## Begin

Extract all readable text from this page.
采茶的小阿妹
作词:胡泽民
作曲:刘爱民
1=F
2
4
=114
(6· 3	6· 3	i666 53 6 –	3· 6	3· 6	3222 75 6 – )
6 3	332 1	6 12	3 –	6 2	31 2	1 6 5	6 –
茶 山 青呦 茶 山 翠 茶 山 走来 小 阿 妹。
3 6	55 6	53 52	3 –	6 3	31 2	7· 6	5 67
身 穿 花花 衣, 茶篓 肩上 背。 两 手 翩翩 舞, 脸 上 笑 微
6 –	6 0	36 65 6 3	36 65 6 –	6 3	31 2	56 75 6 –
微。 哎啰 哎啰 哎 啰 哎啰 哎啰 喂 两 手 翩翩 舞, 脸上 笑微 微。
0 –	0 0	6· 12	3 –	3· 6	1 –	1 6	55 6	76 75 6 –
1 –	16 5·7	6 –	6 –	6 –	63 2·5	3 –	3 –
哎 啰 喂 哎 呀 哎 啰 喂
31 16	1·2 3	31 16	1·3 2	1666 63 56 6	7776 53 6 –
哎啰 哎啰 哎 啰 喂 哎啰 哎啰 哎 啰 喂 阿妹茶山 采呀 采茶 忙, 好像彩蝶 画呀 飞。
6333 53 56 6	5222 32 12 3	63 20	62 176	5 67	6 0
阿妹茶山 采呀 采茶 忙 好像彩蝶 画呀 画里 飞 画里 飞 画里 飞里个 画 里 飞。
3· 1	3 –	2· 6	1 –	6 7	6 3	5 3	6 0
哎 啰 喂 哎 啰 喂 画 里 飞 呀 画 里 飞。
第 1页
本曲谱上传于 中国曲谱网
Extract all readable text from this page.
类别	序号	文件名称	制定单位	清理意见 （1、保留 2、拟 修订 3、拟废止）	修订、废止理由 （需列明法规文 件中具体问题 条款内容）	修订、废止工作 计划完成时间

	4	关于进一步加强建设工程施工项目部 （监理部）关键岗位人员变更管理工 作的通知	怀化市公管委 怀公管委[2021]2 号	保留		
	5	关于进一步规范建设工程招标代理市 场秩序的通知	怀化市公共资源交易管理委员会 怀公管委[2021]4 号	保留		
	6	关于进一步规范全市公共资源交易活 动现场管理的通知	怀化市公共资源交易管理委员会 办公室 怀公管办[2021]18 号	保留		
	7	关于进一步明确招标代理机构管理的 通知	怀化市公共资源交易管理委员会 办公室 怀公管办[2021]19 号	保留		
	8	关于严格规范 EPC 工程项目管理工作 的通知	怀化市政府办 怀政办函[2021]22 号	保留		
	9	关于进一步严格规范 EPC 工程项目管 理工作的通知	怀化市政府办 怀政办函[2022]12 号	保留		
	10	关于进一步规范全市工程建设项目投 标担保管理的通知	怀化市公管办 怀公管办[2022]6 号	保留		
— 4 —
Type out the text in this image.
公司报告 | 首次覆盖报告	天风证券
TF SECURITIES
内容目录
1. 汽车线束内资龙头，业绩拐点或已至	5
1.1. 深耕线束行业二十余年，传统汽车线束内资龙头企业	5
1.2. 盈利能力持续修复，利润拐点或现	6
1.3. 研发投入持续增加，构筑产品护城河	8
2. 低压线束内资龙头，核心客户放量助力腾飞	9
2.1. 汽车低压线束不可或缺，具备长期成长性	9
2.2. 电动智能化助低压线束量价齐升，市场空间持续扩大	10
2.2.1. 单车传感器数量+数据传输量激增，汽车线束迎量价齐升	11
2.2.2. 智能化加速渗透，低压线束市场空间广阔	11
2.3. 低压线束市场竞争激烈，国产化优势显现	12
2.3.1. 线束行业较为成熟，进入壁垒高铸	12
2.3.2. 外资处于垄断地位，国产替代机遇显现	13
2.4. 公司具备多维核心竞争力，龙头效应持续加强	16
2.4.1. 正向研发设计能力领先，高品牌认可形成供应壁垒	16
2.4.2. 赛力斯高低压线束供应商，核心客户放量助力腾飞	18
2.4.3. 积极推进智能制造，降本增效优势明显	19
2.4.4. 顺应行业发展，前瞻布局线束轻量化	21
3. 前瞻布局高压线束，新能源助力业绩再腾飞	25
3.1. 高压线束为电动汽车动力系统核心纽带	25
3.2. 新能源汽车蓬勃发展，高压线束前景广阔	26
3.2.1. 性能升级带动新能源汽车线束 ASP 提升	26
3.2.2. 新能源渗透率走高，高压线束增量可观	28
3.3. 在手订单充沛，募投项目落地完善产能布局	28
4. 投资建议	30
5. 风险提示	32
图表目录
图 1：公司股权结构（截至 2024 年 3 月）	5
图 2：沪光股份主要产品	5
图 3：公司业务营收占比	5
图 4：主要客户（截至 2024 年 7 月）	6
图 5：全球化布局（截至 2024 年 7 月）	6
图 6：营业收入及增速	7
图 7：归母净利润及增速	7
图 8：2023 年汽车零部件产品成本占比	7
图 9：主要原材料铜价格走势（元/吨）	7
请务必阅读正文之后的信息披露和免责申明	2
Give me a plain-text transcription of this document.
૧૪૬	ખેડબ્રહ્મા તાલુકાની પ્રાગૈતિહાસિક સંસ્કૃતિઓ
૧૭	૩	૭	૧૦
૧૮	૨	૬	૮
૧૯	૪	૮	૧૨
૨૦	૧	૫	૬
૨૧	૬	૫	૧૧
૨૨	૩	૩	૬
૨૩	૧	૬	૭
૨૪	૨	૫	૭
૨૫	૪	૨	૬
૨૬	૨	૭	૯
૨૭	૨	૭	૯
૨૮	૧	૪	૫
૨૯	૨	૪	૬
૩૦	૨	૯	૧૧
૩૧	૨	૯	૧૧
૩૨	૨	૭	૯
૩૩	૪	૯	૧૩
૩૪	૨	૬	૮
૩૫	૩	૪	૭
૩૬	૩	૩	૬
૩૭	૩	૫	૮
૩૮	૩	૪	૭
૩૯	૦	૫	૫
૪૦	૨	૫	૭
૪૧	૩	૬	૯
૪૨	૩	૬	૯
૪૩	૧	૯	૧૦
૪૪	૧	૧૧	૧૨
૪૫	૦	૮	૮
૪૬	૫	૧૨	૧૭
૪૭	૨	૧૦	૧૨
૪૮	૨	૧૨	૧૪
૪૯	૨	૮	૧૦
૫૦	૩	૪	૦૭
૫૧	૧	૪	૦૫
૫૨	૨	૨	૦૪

## End

EXERCISE TASK: Your task is to repeat each line of the material exactly.

OUTPUT OF THE TASK:
Extract all readable text from this page.
采茶的小阿妹
作词:胡泽民
作曲:刘爱民
1=F
2
4
=114
(6· 3	6· 3	i666 53 6 –	3· 6	3· 6	3222 75 6 – )
6 3	332 1	6 12	3 –	6 2	31 2	1 6 5	6 –
茶 山 青呦 茶 山 翠 茶 山 走来 小 阿 妹。
3 6	55 6	53 52	3 –	6 3	31 2	7· 6	5 67
身 穿 花花 衣, 茶篓 肩上 背。 两 手 翩翩 舞, 脸 上 笑 微
6 –	6 0	36 65 6 3	36 65 6 –	6 3	31 2	56 75 6 –
微。 哎啰 哎啰 哎 啰 哎啰 哎啰 喂 两 手 翩翩 舞, 脸上 笑微 微。
0 –	0 0	6· 12	3 –	3· 6	1 –	1 6	55 6	76 75 6 –
1 –	16 5·7	6 –	6 –	6 –	63 2·5	3 –	3 –
哎 啰 喂 哎 呀 哎 啰 喂
31 16	1·2 3	31 16	1·3 2	1666 63 56 6	7776 53 6 –
哎啰 哎啰 哎 啰 喂 哎啰 哎啰 哎 啰 喂 阿妹茶山 采呀 采茶 忙, 好像彩蝶 画呀 飞。
6333 53 56 6	5222 32 12 3	63 20	62 176	5 67	6 0
阿妹茶山 采呀 采茶 忙 好像彩蝶 画呀 画里 飞 画里 飞 画里 飞里个 画 里 飞。
3· 1	3 –	2· 6	1 –	6 7	6 3	5 3	6 0
哎 啰 喂 哎 啰 喂 画 里 飞 呀 画 里 飞。
第 1页
本曲谱上传于 中国曲谱网
Extract all readable text from this page.
类别	序号	文件名称	制定单位	清理意见 （1、保留 2、拟 修订 3、拟废止）	修订、废止理由 （需列明法规文 件中具体问题 条款内容）	修订、废止工作 计划完成时间

	4	关于进一步加强建设工程施工项目部 （监理部）关键岗位人员变更管理工 作的通知	怀化市公管委 怀公管委[2021]2 号	保留		
	5	关于进一步规范建设工程招标代理市 场秩序的通知	怀化市公共资源交易管理委员会 怀公管委[2021]4 号	保留		
	6	关于进一步规范全市公共资源交易活 动现场管理的通知	怀化市公共资源交易管理委员会 办公室 怀公管办[2021]18 号	保留		
	7	关于进一步明确招标代理机构管理的 通知	怀化市公共资源交易管理委员会 办公室 怀公管办[2021]19 号	保留		
	8	关于严格规范 EPC 工程项目管理工作 的通知	怀化市政府办 怀政办函[2021]22 号	保留		
	9	关于进一步严格规范 EPC 工程项目管 理工作的通知	怀化市政府办 怀政办函[2022]12 号	保留		
	10	关于进一步规范全市工程建设项目投 标担保管理的通知	怀化市公管办 怀公管办[2022]6 号	保留		
— 4 —
Type out the text in this image.
公司报告 | 首次覆盖报告	天风证券
TF SECURITIES
内容目录
1. 汽车线束内资龙头，业绩拐点或已至	5
1.1. 深耕线束行业二十余年，传统汽车线束内资龙头企业	5
1.2. 盈利能力持续修复，利润拐点或现	6
1.3. 研发投入持续增加，构筑产品护城河	8
2. 低压线束内资龙头，核心客户放量助力腾飞	9
2.1. 汽车低压线束不可或缺，具备长期成长性	9
2.2. 电动智能化助低压线束量价齐升，市场空间持续扩大	10
2.2.1. 单车传感器数量+数据传输量激增，汽车线束迎量价齐升	11
2.2.2. 智能化加速渗透，低压线束市场空间广阔	11
2.3. 低压线束市场竞争激烈，国产化优势显现	12
2.3.1. 线束行业较为成熟，进入壁垒高铸	12
2.3.2. 外资处于垄断地位，国产替代机遇显现	13
2.4. 公司具备多维核心竞争力，龙头效应持续加强	16
2.4.1. 正向研发设计能力领先，高品牌认可形成供应壁垒	16
2.4.2. 赛力斯高低压线束供应商，核心客户放量助力腾飞	18
2.4.3. 积极推进智能制造，降本增效优势明显	19
2.4.4. 顺应行业发展，前瞻布局线束轻量化	21
3. 前瞻布局高压线束，新能源助力业绩再腾飞	25
3.1. 高压线束为电动汽车动力系统核心纽带	25
3.2. 新能源汽车蓬勃发展，高压线束前景广阔	26
3.2.1. 性能升级带动新能源汽车线束 ASP 提升	26
3.2.2. 新能源渗透率走高，高压线束增量可观	28
3.3. 在手订单充沛，募投项目落地完善产能布局	28
4. 投资建议	30
5. 风险提示	32
图表目录
图 1：公司股权结构（截至 2024 年 3 月）	5
图 2：沪光股份主要产品	5
图 3：公司业务营收占比	5
图 4：主要客户（截至 2024 年 7 月）	6
图 5：全球化布局（截至 2024 年 7 月）	6
图 6：营业收入及增速	7
图 7：归母净利润及增速	7
图 8：2023 年汽车零部件产品成本占比	7
图 9：主要原材料铜价格走势（元/吨）	7
请务必阅读正文之后的信息披露和免责申明	2
Give me a plain-text transcription of this document.
૧૪૬	ખેડબ્રહ્મા તાલુકાની પ્રાગૈતિહાસિક સંસ્કૃતિઓ
૧૭	૩	૭	૧૦
૧૮	૨	૬	૮
૧૯	૪	૮	૧૨
૨૦	૧	૫	૬
૨૧	૬	૫	૧૧
૨૨	૩	૩	૬
૨૩	૧	૬	૭
૨૪	૨	૫	૭
૨૫	૪	૨	૬
૨૬	૨	૭	૯
૨૭	૨	૭	૯
૨૮	૧	૪	૫
૨૯	૨	૪	૬
૩૦	૨	૯	૧૧
૩૧	૨	૯	૧૧
૩૨	૨	૭	૯
૩૩	૪	૯	૧૩
૩૪	૨	૬	૮
૩૫	૩	૪	૭
૩૬	૩	૩	૬
૩૭	૩	૫	૮
૩૮	૩	૪	૭
૩૯	૦	૫	૫
૪૦	૨	૫	૭
૪૧	૩	૬	૯
૪૨	૩	૬	૯
૪૩	૧	૯	૧૦
૪૪	૧	૧૧	૧૨
૪૫	૦	૮	૮
૪૬	૫	૧૨	૧૭
૪૭	૨	૧૦	૧૨
૪૮	૨	૧૨	૧૪
૪૯	૨	૮	૧૦
૫૦	૩	૪	૦૭
૫૧	૧	૪	૦૫
૫૨	૨	૨	૦૪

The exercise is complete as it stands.